> **Problem**
Output each entry verbatim and exclude every picture from it.

⁂

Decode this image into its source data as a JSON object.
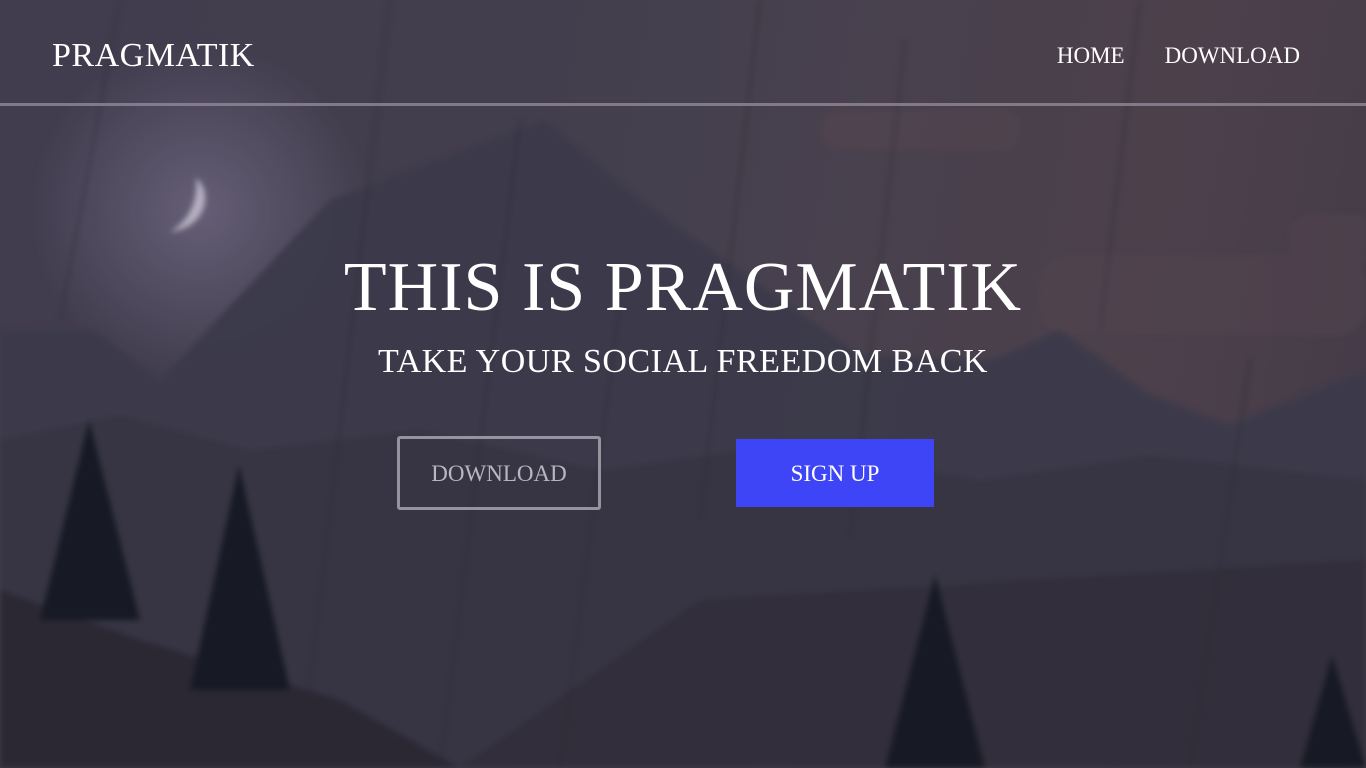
{
  "navbar": {
    "brand": "PRAGMATIK",
    "links": [
      {
        "label": "HOME"
      },
      {
        "label": "DOWNLOAD"
      }
    ]
  },
  "hero": {
    "title": "THIS IS PRAGMATIK",
    "subtitle": "TAKE YOUR SOCIAL FREEDOM BACK",
    "download_label": "DOWNLOAD",
    "signup_label": "SIGN UP"
  },
  "colors": {
    "accent": "#3d45f6",
    "text": "#ffffff",
    "background": "#4b4656"
  },
  "background_scene": {
    "moon": "crescent-moon",
    "elements": [
      "mountains",
      "pine-trees",
      "clouds",
      "rain"
    ]
  }
}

⁂

> **Response**
Decode this image into its source data as a JSON object.
{
  "navbar": {
    "brand": "PRAGMATIK",
    "links": [
      {
        "label": "HOME"
      },
      {
        "label": "DOWNLOAD"
      }
    ]
  },
  "hero": {
    "title": "THIS IS PRAGMATIK",
    "subtitle": "TAKE YOUR SOCIAL FREEDOM BACK",
    "download_label": "DOWNLOAD",
    "signup_label": "SIGN UP"
  },
  "colors": {
    "accent": "#3d45f6",
    "text": "#ffffff",
    "background": "#4b4656"
  },
  "background_scene": {
    "moon": "crescent-moon",
    "elements": [
      "mountains",
      "pine-trees",
      "clouds",
      "rain"
    ]
  }
}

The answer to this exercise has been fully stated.